Make an exact copy of each entry, leaving out every picture.

--- THE INPUT ---

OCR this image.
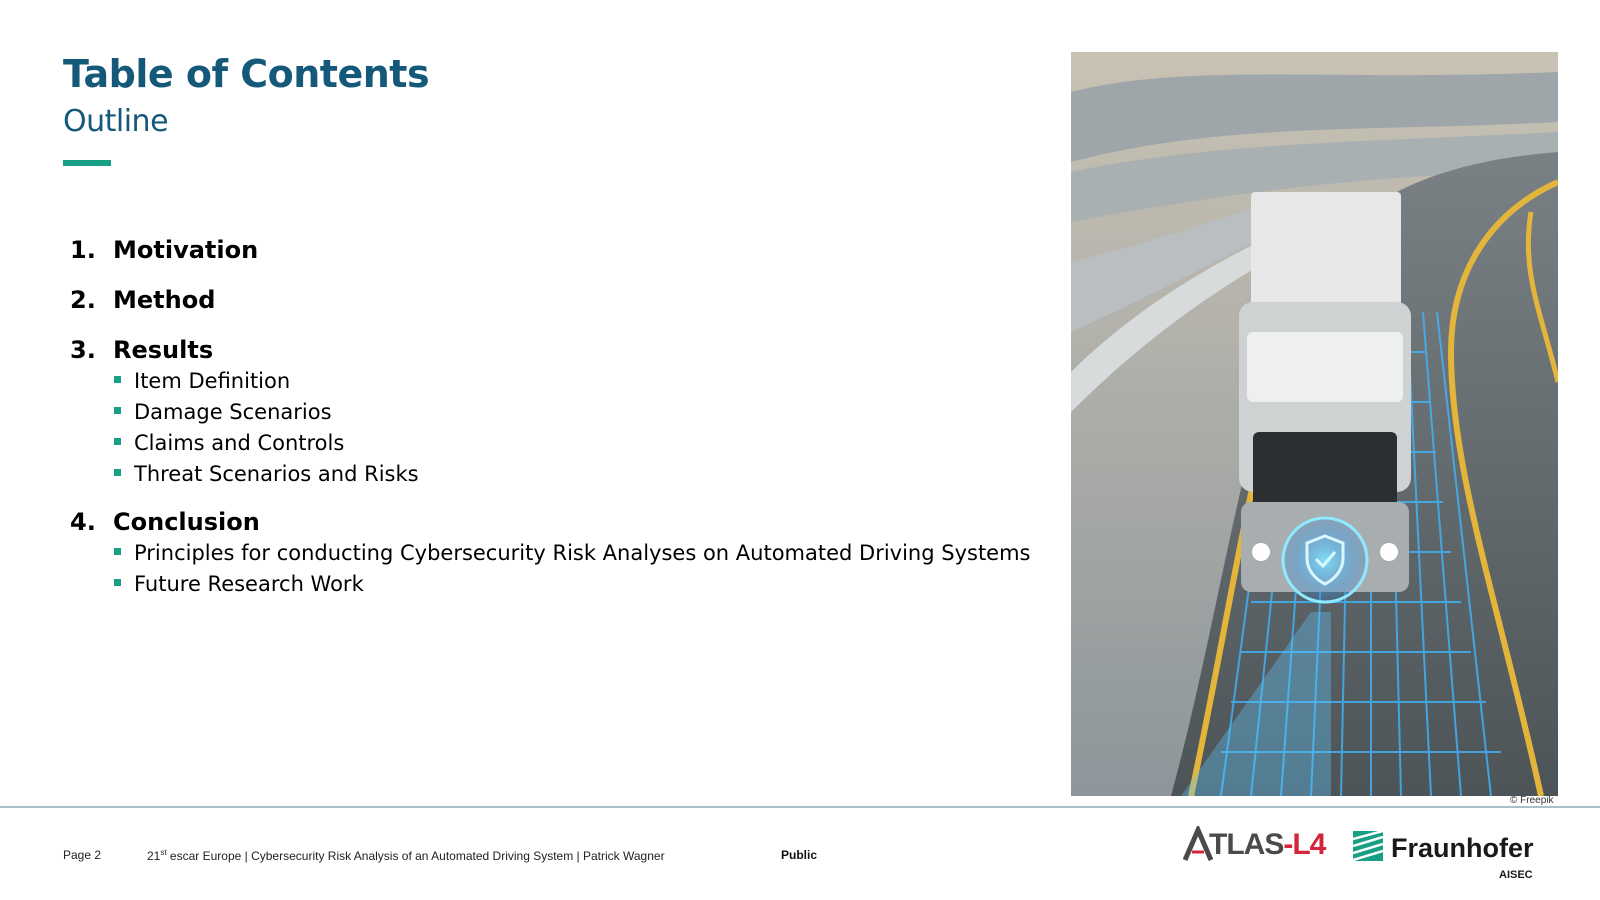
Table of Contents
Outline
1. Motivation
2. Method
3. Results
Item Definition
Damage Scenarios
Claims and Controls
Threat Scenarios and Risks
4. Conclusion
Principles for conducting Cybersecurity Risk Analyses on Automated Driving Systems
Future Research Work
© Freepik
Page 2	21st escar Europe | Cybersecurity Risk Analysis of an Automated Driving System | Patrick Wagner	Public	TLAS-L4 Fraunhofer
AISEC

---

◆ **SOLUTION TO THE PROBLEM**:
OCR this image.
Table of Contents
Outline
1. Motivation
2. Method
3. Results
Item Definition
Damage Scenarios
Claims and Controls
Threat Scenarios and Risks
4. Conclusion
Principles for conducting Cybersecurity Risk Analyses on Automated Driving Systems
Future Research Work
© Freepik
Page 2	21st escar Europe | Cybersecurity Risk Analysis of an Automated Driving System | Patrick Wagner	Public	TLAS-L4 Fraunhofer
AISEC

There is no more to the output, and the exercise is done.